*Written request*
What is needed is the run of lines from the one with "Extract the structured" through the close of the data, set down exactly.
== Supplied records
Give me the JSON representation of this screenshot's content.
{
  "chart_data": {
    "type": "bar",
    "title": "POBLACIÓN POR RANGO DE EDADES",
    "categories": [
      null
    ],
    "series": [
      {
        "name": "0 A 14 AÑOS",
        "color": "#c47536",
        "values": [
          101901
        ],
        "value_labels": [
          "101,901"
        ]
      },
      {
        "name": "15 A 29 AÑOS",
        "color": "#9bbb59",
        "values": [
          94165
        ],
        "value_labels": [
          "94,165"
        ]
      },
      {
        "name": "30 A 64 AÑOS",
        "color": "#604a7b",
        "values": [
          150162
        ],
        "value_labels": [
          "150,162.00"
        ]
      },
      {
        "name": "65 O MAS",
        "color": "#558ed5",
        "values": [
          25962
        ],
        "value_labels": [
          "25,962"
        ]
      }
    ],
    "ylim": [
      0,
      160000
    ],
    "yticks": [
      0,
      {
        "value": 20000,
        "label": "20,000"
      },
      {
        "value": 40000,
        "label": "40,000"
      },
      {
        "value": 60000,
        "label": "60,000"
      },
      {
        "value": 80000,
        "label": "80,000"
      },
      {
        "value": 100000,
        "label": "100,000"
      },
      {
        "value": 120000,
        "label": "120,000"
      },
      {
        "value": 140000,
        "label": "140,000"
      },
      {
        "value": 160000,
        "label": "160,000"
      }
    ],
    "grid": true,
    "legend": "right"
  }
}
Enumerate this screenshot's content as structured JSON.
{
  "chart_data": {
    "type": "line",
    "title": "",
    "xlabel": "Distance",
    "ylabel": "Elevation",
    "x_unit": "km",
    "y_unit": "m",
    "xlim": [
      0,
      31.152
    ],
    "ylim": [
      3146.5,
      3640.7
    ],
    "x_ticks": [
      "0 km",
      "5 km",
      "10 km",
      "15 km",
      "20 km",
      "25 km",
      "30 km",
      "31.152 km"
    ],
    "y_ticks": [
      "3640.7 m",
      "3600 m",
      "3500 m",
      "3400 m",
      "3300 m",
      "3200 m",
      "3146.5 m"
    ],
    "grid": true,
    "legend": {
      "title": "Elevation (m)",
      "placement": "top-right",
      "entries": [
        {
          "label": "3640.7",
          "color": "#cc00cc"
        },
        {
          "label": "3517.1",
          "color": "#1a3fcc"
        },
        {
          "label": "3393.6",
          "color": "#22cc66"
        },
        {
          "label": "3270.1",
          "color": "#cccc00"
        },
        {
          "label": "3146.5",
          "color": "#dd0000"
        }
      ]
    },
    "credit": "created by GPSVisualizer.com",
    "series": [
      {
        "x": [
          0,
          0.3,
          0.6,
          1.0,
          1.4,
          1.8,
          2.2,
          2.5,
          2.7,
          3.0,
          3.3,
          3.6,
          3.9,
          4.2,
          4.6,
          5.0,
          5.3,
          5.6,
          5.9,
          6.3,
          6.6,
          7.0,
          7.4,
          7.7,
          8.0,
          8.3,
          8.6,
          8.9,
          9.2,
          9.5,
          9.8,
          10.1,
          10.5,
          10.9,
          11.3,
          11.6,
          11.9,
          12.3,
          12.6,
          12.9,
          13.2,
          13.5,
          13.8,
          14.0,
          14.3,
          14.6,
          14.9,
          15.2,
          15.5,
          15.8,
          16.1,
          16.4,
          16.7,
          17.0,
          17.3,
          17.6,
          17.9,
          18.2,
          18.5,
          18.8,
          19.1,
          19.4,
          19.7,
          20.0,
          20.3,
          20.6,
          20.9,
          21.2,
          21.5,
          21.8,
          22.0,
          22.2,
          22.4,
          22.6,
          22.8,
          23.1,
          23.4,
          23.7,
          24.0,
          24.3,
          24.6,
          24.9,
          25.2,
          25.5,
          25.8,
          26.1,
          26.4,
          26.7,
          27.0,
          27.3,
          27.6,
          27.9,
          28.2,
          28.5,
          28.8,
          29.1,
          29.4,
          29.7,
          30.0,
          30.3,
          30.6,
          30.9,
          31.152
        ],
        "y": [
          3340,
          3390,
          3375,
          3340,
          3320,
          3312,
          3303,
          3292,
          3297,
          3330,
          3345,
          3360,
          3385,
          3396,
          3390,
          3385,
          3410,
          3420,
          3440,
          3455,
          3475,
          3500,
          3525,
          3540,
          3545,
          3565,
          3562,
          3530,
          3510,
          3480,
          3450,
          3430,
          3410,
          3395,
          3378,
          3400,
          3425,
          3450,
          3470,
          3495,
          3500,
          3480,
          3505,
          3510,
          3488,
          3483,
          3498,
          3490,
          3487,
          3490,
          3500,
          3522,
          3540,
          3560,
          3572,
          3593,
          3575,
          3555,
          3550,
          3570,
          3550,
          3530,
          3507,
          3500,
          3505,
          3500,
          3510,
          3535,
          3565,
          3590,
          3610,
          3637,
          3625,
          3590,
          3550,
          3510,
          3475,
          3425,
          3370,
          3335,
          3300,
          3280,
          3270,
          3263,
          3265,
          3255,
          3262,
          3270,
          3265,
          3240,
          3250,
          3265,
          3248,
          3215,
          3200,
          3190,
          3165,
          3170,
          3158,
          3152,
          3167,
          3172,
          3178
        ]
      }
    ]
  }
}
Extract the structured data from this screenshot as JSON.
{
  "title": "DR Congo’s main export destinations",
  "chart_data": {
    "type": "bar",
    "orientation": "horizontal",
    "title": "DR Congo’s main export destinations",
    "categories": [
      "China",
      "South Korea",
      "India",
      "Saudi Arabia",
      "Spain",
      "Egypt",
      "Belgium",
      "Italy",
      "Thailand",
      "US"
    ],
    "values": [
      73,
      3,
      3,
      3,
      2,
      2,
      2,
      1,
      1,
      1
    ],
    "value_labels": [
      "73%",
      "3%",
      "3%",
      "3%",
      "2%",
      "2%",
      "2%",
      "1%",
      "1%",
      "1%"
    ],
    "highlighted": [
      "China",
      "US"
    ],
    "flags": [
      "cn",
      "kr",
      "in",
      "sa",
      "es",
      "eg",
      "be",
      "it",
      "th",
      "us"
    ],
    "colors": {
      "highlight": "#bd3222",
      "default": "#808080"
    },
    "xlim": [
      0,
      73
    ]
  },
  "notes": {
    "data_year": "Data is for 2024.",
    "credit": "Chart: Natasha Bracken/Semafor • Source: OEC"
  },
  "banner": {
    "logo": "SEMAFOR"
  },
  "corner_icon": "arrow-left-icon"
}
====
*Answer in full*
Extract the structured data from this screenshot as JSON.
{
  "title": "DR Congo’s main export destinations",
  "chart_data": {
    "type": "bar",
    "orientation": "horizontal",
    "title": "DR Congo’s main export destinations",
    "categories": [
      "China",
      "South Korea",
      "India",
      "Saudi Arabia",
      "Spain",
      "Egypt",
      "Belgium",
      "Italy",
      "Thailand",
      "US"
    ],
    "values": [
      73,
      3,
      3,
      3,
      2,
      2,
      2,
      1,
      1,
      1
    ],
    "value_labels": [
      "73%",
      "3%",
      "3%",
      "3%",
      "2%",
      "2%",
      "2%",
      "1%",
      "1%",
      "1%"
    ],
    "highlighted": [
      "China",
      "US"
    ],
    "flags": [
      "cn",
      "kr",
      "in",
      "sa",
      "es",
      "eg",
      "be",
      "it",
      "th",
      "us"
    ],
    "colors": {
      "highlight": "#bd3222",
      "default": "#808080"
    },
    "xlim": [
      0,
      73
    ]
  },
  "notes": {
    "data_year": "Data is for 2024.",
    "credit": "Chart: Natasha Bracken/Semafor • Source: OEC"
  },
  "banner": {
    "logo": "SEMAFOR"
  },
  "corner_icon": "arrow-left-icon"
}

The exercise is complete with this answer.